Skip the pictures and repeat each line of the data exactly.

Dataset items

----

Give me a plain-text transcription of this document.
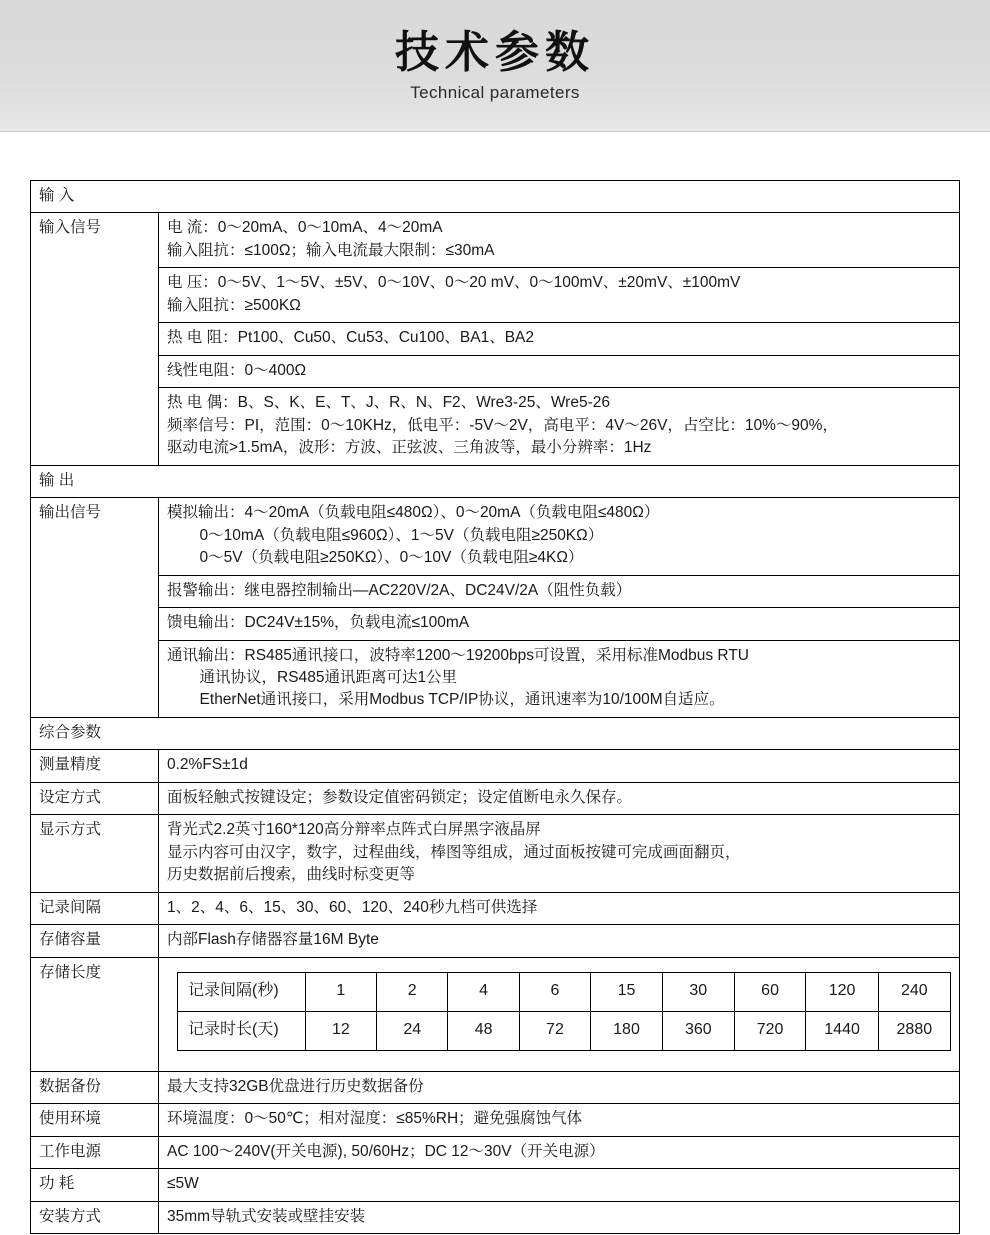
技术参数
Technical parameters
输 入
输入信号	电 流：0～20mA、0～10mA、4～20mA
输入阻抗：≤100Ω；输入电流最大限制：≤30mA

电 压：0～5V、1～5V、±5V、0～10V、0～20 mV、0～100mV、±20mV、±100mV
输入阻抗：≥500KΩ

热 电 阻：Pt100、Cu50、Cu53、Cu100、BA1、BA2

线性电阻：0～400Ω

热 电 偶：B、S、K、E、T、J、R、N、F2、Wre3-25、Wre5-26
频率信号：PI，范围：0～10KHz，低电平：-5V～2V，高电平：4V～26V，占空比：10%～90%，
驱动电流>1.5mA，波形：方波、正弦波、三角波等，最小分辨率：1Hz

输 出
输出信号	模拟输出：4～20mA（负载电阻≤480Ω）、0～20mA（负载电阻≤480Ω）
0～10mA（负载电阻≤960Ω）、1～5V（负载电阻≥250KΩ）
0～5V（负载电阻≥250KΩ）、0～10V（负载电阻≥4KΩ）

报警输出：继电器控制输出—AC220V/2A、DC24V/2A（阻性负载）

馈电输出：DC24V±15%，负载电流≤100mA

通讯输出：RS485通讯接口，波特率1200～19200bps可设置，采用标准Modbus RTU
通讯协议，RS485通讯距离可达1公里
EtherNet通讯接口，采用Modbus TCP/IP协议，通讯速率为10/100M自适应。

综合参数
测量精度	0.2%FS±1d
设定方式	面板轻触式按键设定；参数设定值密码锁定；设定值断电永久保存。
显示方式	背光式2.2英寸160*120高分辩率点阵式白屏黑字液晶屏
显示内容可由汉字，数字，过程曲线，棒图等组成，通过面板按键可完成画面翻页，
历史数据前后搜索，曲线时标变更等

记录间隔	1、2、4、6、15、30、60、120、240秒九档可供选择
存储容量	内部Flash存储器容量16M Byte
存储长度	
记录间隔(秒)	1	2	4	6	15	30	60	120	240
记录时长(天)	12	24	48	72	180	360	720	1440	2880

数据备份	最大支持32GB优盘进行历史数据备份
使用环境	环境温度：0～50℃；相对湿度：≤85%RH；避免强腐蚀气体
工作电源	AC 100～240V(开关电源), 50/60Hz；DC 12～30V（开关电源）
功 耗	≤5W
安装方式	35mm导轨式安装或壁挂安装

----

RESULT FOR THIS TASK:
Give me a plain-text transcription of this document.
技术参数
Technical parameters
输 入
输入信号	电 流：0～20mA、0～10mA、4～20mA
输入阻抗：≤100Ω；输入电流最大限制：≤30mA

电 压：0～5V、1～5V、±5V、0～10V、0～20 mV、0～100mV、±20mV、±100mV
输入阻抗：≥500KΩ

热 电 阻：Pt100、Cu50、Cu53、Cu100、BA1、BA2

线性电阻：0～400Ω

热 电 偶：B、S、K、E、T、J、R、N、F2、Wre3-25、Wre5-26
频率信号：PI，范围：0～10KHz，低电平：-5V～2V，高电平：4V～26V，占空比：10%～90%，
驱动电流>1.5mA，波形：方波、正弦波、三角波等，最小分辨率：1Hz

输 出
输出信号	模拟输出：4～20mA（负载电阻≤480Ω）、0～20mA（负载电阻≤480Ω）
0～10mA（负载电阻≤960Ω）、1～5V（负载电阻≥250KΩ）
0～5V（负载电阻≥250KΩ）、0～10V（负载电阻≥4KΩ）

报警输出：继电器控制输出—AC220V/2A、DC24V/2A（阻性负载）

馈电输出：DC24V±15%，负载电流≤100mA

通讯输出：RS485通讯接口，波特率1200～19200bps可设置，采用标准Modbus RTU
通讯协议，RS485通讯距离可达1公里
EtherNet通讯接口，采用Modbus TCP/IP协议，通讯速率为10/100M自适应。

综合参数
测量精度	0.2%FS±1d
设定方式	面板轻触式按键设定；参数设定值密码锁定；设定值断电永久保存。
显示方式	背光式2.2英寸160*120高分辩率点阵式白屏黑字液晶屏
显示内容可由汉字，数字，过程曲线，棒图等组成，通过面板按键可完成画面翻页，
历史数据前后搜索，曲线时标变更等

记录间隔	1、2、4、6、15、30、60、120、240秒九档可供选择
存储容量	内部Flash存储器容量16M Byte
存储长度	
记录间隔(秒)	1	2	4	6	15	30	60	120	240
记录时长(天)	12	24	48	72	180	360	720	1440	2880

数据备份	最大支持32GB优盘进行历史数据备份
使用环境	环境温度：0～50℃；相对湿度：≤85%RH；避免强腐蚀气体
工作电源	AC 100～240V(开关电源), 50/60Hz；DC 12～30V（开关电源）
功 耗	≤5W
安装方式	35mm导轨式安装或壁挂安装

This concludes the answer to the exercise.